— Start of Dataset records —

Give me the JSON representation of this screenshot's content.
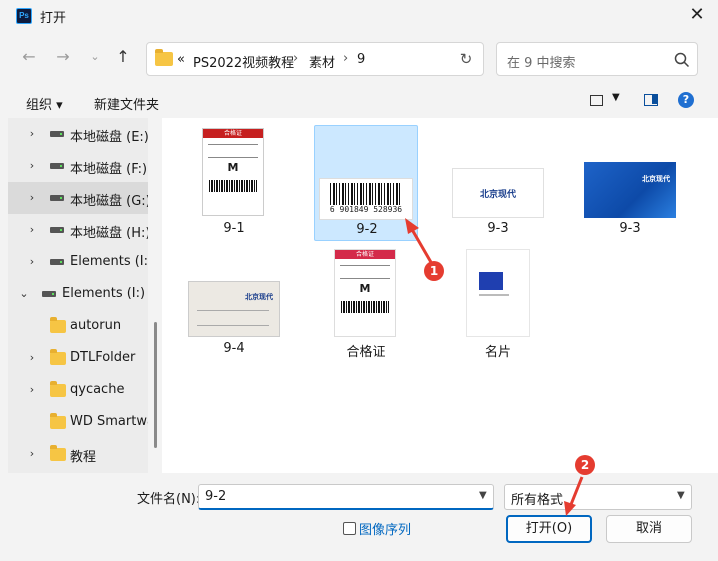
{
  "window": {
    "title": "打开",
    "app_icon": "Ps"
  },
  "nav": {
    "breadcrumb": [
      "«",
      "PS2022视频教程",
      "素材",
      "9"
    ],
    "search_placeholder": "在 9 中搜索"
  },
  "toolbar": {
    "organize": "组织 ▾",
    "new_folder": "新建文件夹",
    "help": "?"
  },
  "sidebar": {
    "items": [
      {
        "label": "本地磁盘 (E:)",
        "type": "drive"
      },
      {
        "label": "本地磁盘 (F:)",
        "type": "drive"
      },
      {
        "label": "本地磁盘 (G:)",
        "type": "drive",
        "selected": true
      },
      {
        "label": "本地磁盘 (H:)",
        "type": "drive"
      },
      {
        "label": "Elements (I:)",
        "type": "drive"
      },
      {
        "label": "Elements (I:)",
        "type": "drive",
        "expanded": true
      },
      {
        "label": "autorun",
        "type": "folder"
      },
      {
        "label": "DTLFolder",
        "type": "folder"
      },
      {
        "label": "qycache",
        "type": "folder"
      },
      {
        "label": "WD Smartwa",
        "type": "folder"
      },
      {
        "label": "教程",
        "type": "folder"
      }
    ]
  },
  "files": [
    {
      "label": "9-1",
      "thumb_text": "合格证",
      "thumb_size": "M"
    },
    {
      "label": "9-2",
      "thumb_text": "6 901849 528936",
      "selected": true
    },
    {
      "label": "9-3",
      "thumb_text": "北京现代"
    },
    {
      "label": "9-3",
      "thumb_text": "北京现代"
    },
    {
      "label": "9-4",
      "thumb_text": "北京现代"
    },
    {
      "label": "合格证",
      "thumb_text": "合格证",
      "thumb_size": "M"
    },
    {
      "label": "名片"
    }
  ],
  "footer": {
    "filename_label": "文件名(N):",
    "filename_value": "9-2",
    "filetype_value": "所有格式",
    "sequence_label": "图像序列",
    "open_button": "打开(O)",
    "cancel_button": "取消"
  },
  "annotations": [
    "1",
    "2"
  ],
  "colors": {
    "accent": "#0067c0",
    "selected_bg": "#cce8ff",
    "annotation": "#e53c30"
  }
}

— End of Dataset records —

• **What to work on**:
Transcribe every entry above exactly. Omit all pictures.

• **Answer to the exercise**:
Give me the JSON representation of this screenshot's content.
{
  "window": {
    "title": "打开",
    "app_icon": "Ps"
  },
  "nav": {
    "breadcrumb": [
      "«",
      "PS2022视频教程",
      "素材",
      "9"
    ],
    "search_placeholder": "在 9 中搜索"
  },
  "toolbar": {
    "organize": "组织 ▾",
    "new_folder": "新建文件夹",
    "help": "?"
  },
  "sidebar": {
    "items": [
      {
        "label": "本地磁盘 (E:)",
        "type": "drive"
      },
      {
        "label": "本地磁盘 (F:)",
        "type": "drive"
      },
      {
        "label": "本地磁盘 (G:)",
        "type": "drive",
        "selected": true
      },
      {
        "label": "本地磁盘 (H:)",
        "type": "drive"
      },
      {
        "label": "Elements (I:)",
        "type": "drive"
      },
      {
        "label": "Elements (I:)",
        "type": "drive",
        "expanded": true
      },
      {
        "label": "autorun",
        "type": "folder"
      },
      {
        "label": "DTLFolder",
        "type": "folder"
      },
      {
        "label": "qycache",
        "type": "folder"
      },
      {
        "label": "WD Smartwa",
        "type": "folder"
      },
      {
        "label": "教程",
        "type": "folder"
      }
    ]
  },
  "files": [
    {
      "label": "9-1",
      "thumb_text": "合格证",
      "thumb_size": "M"
    },
    {
      "label": "9-2",
      "thumb_text": "6 901849 528936",
      "selected": true
    },
    {
      "label": "9-3",
      "thumb_text": "北京现代"
    },
    {
      "label": "9-3",
      "thumb_text": "北京现代"
    },
    {
      "label": "9-4",
      "thumb_text": "北京现代"
    },
    {
      "label": "合格证",
      "thumb_text": "合格证",
      "thumb_size": "M"
    },
    {
      "label": "名片"
    }
  ],
  "footer": {
    "filename_label": "文件名(N):",
    "filename_value": "9-2",
    "filetype_value": "所有格式",
    "sequence_label": "图像序列",
    "open_button": "打开(O)",
    "cancel_button": "取消"
  },
  "annotations": [
    "1",
    "2"
  ],
  "colors": {
    "accent": "#0067c0",
    "selected_bg": "#cce8ff",
    "annotation": "#e53c30"
  }
}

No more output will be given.